SUPPLIED RECORDS:

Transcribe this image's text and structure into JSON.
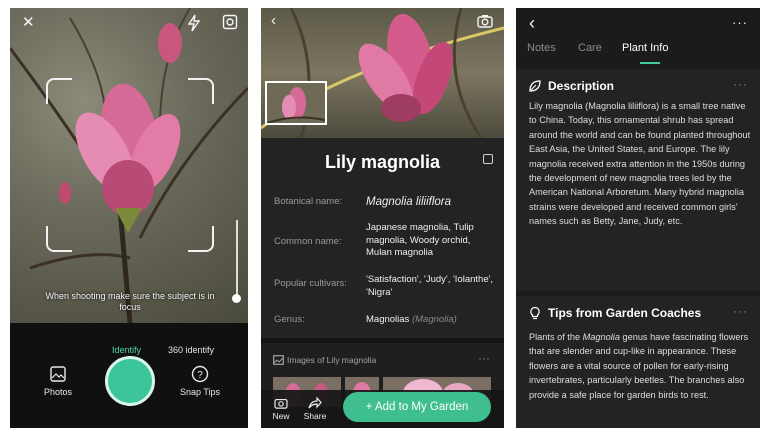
{
  "camera_screen": {
    "icons": [
      "close-icon",
      "flash-icon",
      "gallery-icon"
    ],
    "hint": "When shooting make sure the subject is in focus",
    "modes": [
      "Identify",
      "360 identify"
    ],
    "photos_label": "Photos",
    "snap_tips_label": "Snap Tips",
    "accent": "#3cc59a"
  },
  "result_screen": {
    "plant_name": "Lily magnolia",
    "fields": [
      {
        "key": "Botanical name:",
        "value": "Magnolia liliiflora"
      },
      {
        "key": "Common name:",
        "value": "Japanese magnolia, Tulip magnolia, Woody orchid, Mulan magnolia"
      },
      {
        "key": "Popular cultivars:",
        "value": "'Satisfaction', 'Judy', 'Iolanthe', 'Nigra'"
      },
      {
        "key": "Genus:",
        "value": "Magnolias",
        "secondary": "(Magnolia)"
      }
    ],
    "images_title": "Images of Lily magnolia",
    "new_label": "New",
    "share_label": "Share",
    "add_label": "+ Add to My Garden",
    "accent": "#3fbf8f"
  },
  "info_screen": {
    "tabs": [
      "Notes",
      "Care",
      "Plant Info"
    ],
    "active_tab": "Plant Info",
    "description_title": "Description",
    "description_text": "Lily magnolia (Magnolia liliiflora) is a small tree native to China. Today, this ornamental shrub has spread around the world and can be found planted throughout East Asia, the United States, and Europe. The lily magnolia received extra attention in the 1950s during the development of new magnolia trees led by the American National Arboretum. Many hybrid magnolia strains were developed and received common girls' names such as Betty, Jane, Judy, etc.",
    "tips_title": "Tips from Garden Coaches",
    "tips_text_1": "Plants of the ",
    "tips_text_italic": "Magnolia",
    "tips_text_2": " genus have fascinating flowers that are slender and cup-like in appearance. These flowers are a vital source of pollen for early-rising invertebrates, particularly beetles. The branches also provide a safe place for garden birds to rest.",
    "dots": "···",
    "accent": "#40c99a"
  }
}
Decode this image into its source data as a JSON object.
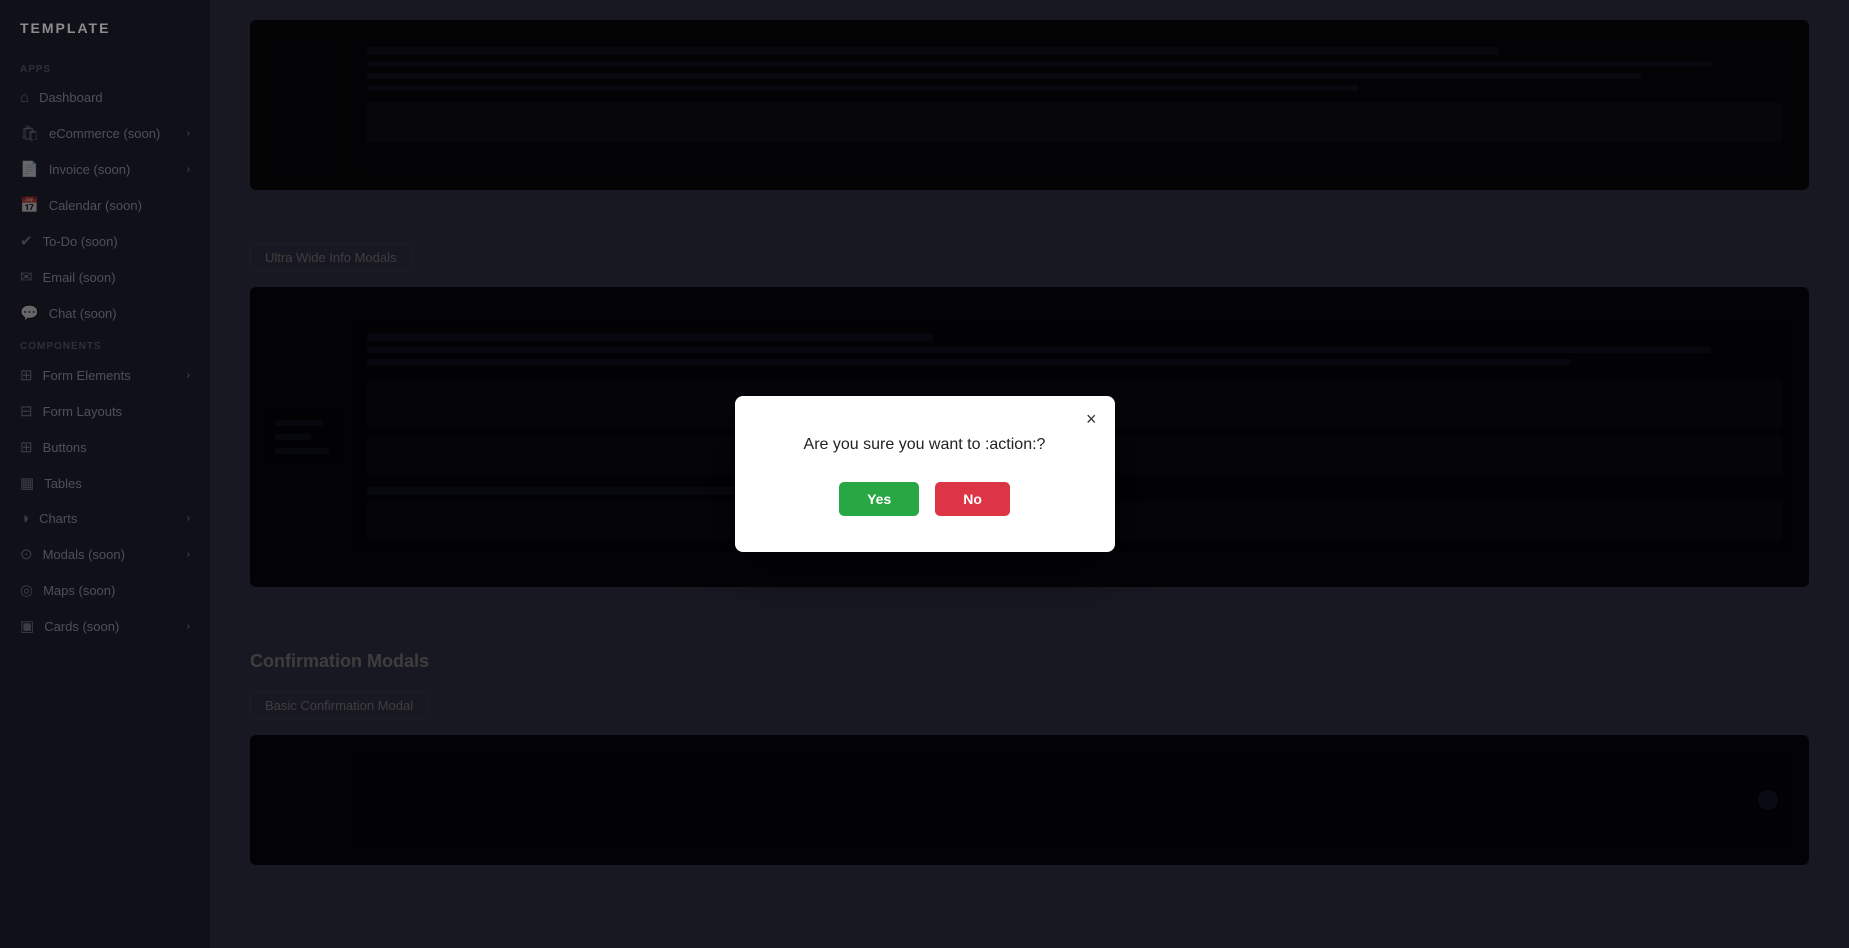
{
  "sidebar": {
    "logo": "TEMPLATE",
    "sections": [
      {
        "label": "APPS",
        "items": [
          {
            "id": "dashboard",
            "icon": "⌂",
            "label": "Dashboard",
            "arrow": false
          },
          {
            "id": "ecommerce",
            "icon": "🛍",
            "label": "eCommerce (soon)",
            "arrow": true
          },
          {
            "id": "invoice",
            "icon": "📄",
            "label": "Invoice (soon)",
            "arrow": true
          },
          {
            "id": "calendar",
            "icon": "📅",
            "label": "Calendar (soon)",
            "arrow": false
          },
          {
            "id": "todo",
            "icon": "✔",
            "label": "To-Do (soon)",
            "arrow": false
          },
          {
            "id": "email",
            "icon": "✉",
            "label": "Email (soon)",
            "arrow": false
          },
          {
            "id": "chat",
            "icon": "💬",
            "label": "Chat (soon)",
            "arrow": false
          }
        ]
      },
      {
        "label": "COMPONENTS",
        "items": [
          {
            "id": "form-elements",
            "icon": "⊞",
            "label": "Form Elements",
            "arrow": true
          },
          {
            "id": "form-layouts",
            "icon": "⊟",
            "label": "Form Layouts",
            "arrow": false
          },
          {
            "id": "buttons",
            "icon": "⊞",
            "label": "Buttons",
            "arrow": false
          },
          {
            "id": "tables",
            "icon": "▦",
            "label": "Tables",
            "arrow": false
          },
          {
            "id": "charts",
            "icon": "◑",
            "label": "Charts",
            "arrow": true
          },
          {
            "id": "modals",
            "icon": "⊙",
            "label": "Modals (soon)",
            "arrow": true
          },
          {
            "id": "maps",
            "icon": "◎",
            "label": "Maps (soon)",
            "arrow": false
          },
          {
            "id": "cards",
            "icon": "▣",
            "label": "Cards (soon)",
            "arrow": true
          }
        ]
      }
    ]
  },
  "main": {
    "ultra_wide_label": "Ultra Wide Info Modals",
    "confirmation_title": "Confirmation Modals",
    "basic_confirmation_label": "Basic Confirmation Modal"
  },
  "modal": {
    "message": "Are you sure you want to :action:?",
    "yes_label": "Yes",
    "no_label": "No",
    "close_label": "×"
  },
  "colors": {
    "yes_bg": "#28a745",
    "no_bg": "#dc3545",
    "modal_bg": "#ffffff"
  }
}
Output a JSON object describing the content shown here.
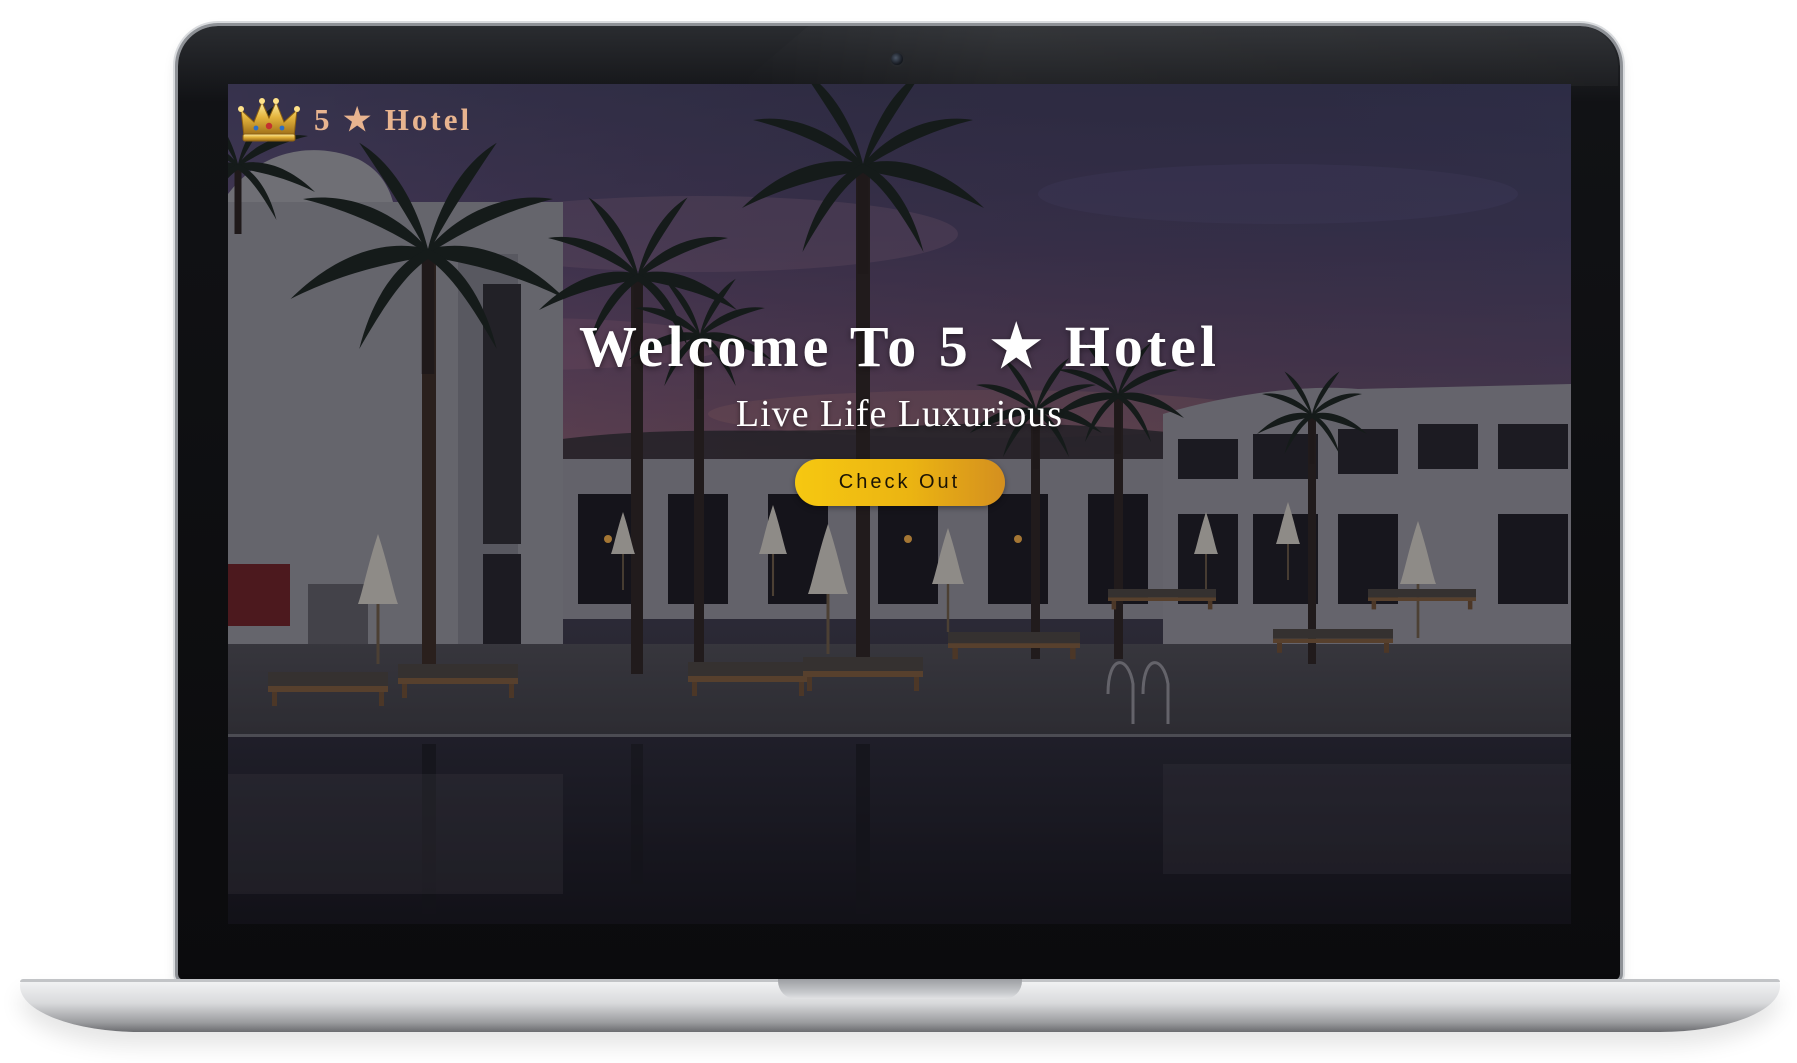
{
  "brand": {
    "name": "5 ★ Hotel",
    "icon": "crown-icon"
  },
  "hero": {
    "title": "Welcome To 5 ★ Hotel",
    "subtitle": "Live Life Luxurious",
    "cta_label": "Check Out"
  },
  "colors": {
    "brand_text": "#e8b48f",
    "cta_start": "#f6c811",
    "cta_end": "#d48f1f",
    "hero_text": "#ffffff"
  }
}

WHAT THIS TASK INVOLVES:
Show every line of the listing in which the string "source" can be found.

COMPLETED TASK:
    "tips_text_2": " genus have fascinating flowers that are slender and cup-like in appearance. These flowers are a vital source of pollen for early-rising invertebrates, particularly beetles. The branches also provide a safe place for garden birds to rest.",
Decode this image into its source data as a JSON object.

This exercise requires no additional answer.